**EXERCISE BRIEF**: From the article below on New York Medicaid coverage for gender dysphoria, lift out the portion starting with "The policy shift" and going on through "to employment discrimination.", copied word for word.

**PASSAGE FOR REVIEW**:
The policy shift “means the world to me,” Jennifer Louise Lopez said. Lopez’s birth sex doesn’t correspond to her internal sense of gender, a condition called gender dysphoria. A total of 353 natal males and 308 natal females diagnosed with gender dysphoria currently subscribe to Medicaid in New York State.

After finishing work Sunday evening as a security guard at New Alternatives, a shelter for LGBT homeless youth , Lopez took the 1 train to her home in Harlem. It is one of the many subway lines that once served as her bed and place of work as a panhandler during a two-year spell of homelessness between 2011 and 2013.

One fifth of respondents to a 2011 National Transgender Equality Survey reported experiencing homelessness at some point in their lives, owing to rejection by families and job loss due to employment discrimination.

“I’ve been living my whole life as a person that I don’t want,” Lopez said. “There’s no way I could come up with $50,000 to get everything done.”

Since the announcement, Lopez has begun consulting with her doctor to begin her gender-affirming transition process. “Just to be able to do the everyday things that everyone else does,” Lopez said. “For me that would solve a lot of problems.”

Denial of treatment can lead to depression, substance abuse, and even suicide attempts. When the new policy comes into effect, access to transition-related care could potentially save lives: 41% of respondents to the same 2011 survey reported attempts on their own life.

“It’s not just some mental condition,” said Gordon. “It’s medical. And it needed to be fixed. I got pumped.” Gordon sought breast augmentation from a “pumper”: a backstreet surgeon with no medical qualifications. The pumper was turning a profit injecting silicone but as they knew Gordon, the procedure was free.

**DATA FOR REVIEW**:
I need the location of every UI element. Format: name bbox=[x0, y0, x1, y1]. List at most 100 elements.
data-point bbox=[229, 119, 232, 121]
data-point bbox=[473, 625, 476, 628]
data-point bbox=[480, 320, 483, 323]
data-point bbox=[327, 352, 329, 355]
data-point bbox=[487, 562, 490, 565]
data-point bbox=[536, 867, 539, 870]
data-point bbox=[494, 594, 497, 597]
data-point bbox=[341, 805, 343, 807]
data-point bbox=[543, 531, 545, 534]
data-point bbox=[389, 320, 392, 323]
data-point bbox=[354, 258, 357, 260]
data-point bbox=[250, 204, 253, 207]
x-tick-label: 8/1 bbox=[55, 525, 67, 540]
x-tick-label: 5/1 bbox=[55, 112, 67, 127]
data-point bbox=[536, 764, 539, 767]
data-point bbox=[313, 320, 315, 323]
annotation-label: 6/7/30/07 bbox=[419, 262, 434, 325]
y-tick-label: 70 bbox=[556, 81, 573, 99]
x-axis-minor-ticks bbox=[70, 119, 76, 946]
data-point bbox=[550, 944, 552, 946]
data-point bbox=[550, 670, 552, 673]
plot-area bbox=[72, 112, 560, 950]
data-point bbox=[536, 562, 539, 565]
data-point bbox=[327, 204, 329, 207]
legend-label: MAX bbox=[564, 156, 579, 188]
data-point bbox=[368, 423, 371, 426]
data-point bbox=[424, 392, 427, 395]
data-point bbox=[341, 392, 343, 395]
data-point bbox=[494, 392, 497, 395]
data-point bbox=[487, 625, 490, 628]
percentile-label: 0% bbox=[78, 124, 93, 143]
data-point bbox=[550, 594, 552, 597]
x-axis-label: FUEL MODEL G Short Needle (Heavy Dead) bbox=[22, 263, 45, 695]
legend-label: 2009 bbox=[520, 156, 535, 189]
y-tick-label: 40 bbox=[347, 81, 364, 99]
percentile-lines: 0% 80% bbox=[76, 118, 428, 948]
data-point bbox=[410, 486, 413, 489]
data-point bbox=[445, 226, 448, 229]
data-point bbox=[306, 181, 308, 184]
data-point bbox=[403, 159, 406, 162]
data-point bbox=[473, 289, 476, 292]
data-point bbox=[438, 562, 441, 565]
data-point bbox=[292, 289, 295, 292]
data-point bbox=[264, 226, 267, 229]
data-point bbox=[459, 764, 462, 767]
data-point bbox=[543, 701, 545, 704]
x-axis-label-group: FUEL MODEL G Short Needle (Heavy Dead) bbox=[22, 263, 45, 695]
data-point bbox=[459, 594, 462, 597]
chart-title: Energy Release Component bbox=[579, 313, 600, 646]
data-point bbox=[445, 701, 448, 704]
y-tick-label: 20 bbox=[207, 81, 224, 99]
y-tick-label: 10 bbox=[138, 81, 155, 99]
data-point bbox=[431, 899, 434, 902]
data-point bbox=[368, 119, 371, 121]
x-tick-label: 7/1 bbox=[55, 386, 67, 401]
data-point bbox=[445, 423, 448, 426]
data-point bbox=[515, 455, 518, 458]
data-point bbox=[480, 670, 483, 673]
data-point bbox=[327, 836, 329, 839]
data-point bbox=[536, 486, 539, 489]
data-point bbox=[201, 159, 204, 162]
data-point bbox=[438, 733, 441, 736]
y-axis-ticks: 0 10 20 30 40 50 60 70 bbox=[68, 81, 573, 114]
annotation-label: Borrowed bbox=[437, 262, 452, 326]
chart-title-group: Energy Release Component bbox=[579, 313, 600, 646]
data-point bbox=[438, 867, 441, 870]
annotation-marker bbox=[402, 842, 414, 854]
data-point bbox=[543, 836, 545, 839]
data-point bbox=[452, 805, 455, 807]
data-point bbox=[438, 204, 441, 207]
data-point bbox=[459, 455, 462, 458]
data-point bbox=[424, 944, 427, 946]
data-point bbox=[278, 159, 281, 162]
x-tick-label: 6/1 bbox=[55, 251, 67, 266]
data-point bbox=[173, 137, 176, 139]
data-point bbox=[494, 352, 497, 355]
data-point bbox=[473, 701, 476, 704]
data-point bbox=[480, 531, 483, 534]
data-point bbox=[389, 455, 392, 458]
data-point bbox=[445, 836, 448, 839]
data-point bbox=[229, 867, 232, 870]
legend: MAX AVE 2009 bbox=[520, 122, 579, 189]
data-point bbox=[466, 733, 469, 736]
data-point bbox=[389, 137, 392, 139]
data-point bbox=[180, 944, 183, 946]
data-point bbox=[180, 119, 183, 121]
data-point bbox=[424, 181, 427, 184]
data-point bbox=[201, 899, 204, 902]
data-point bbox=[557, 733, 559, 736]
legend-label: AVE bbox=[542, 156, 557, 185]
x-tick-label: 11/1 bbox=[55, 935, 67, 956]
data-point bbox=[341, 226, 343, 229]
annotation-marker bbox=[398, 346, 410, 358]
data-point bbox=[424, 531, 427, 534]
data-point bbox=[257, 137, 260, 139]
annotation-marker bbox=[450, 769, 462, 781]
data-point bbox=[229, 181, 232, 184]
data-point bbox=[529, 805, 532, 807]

**OUTPUT FOR THIS EXERCISE**:
The policy shift “means the world to me,” Jennifer Louise Lopez said. Lopez’s birth sex doesn’t correspond to her internal sense of gender, a condition called gender dysphoria. A total of 353 natal males and 308 natal females diagnosed with gender dysphoria currently subscribe to Medicaid in New York State.

After finishing work Sunday evening as a security guard at New Alternatives, a shelter for LGBT homeless youth , Lopez took the 1 train to her home in Harlem. It is one of the many subway lines that once served as her bed and place of work as a panhandler during a two-year spell of homelessness between 2011 and 2013.

One fifth of respondents to a 2011 National Transgender Equality Survey reported experiencing homelessness at some point in their lives, owing to rejection by families and job loss due to employment discrimination.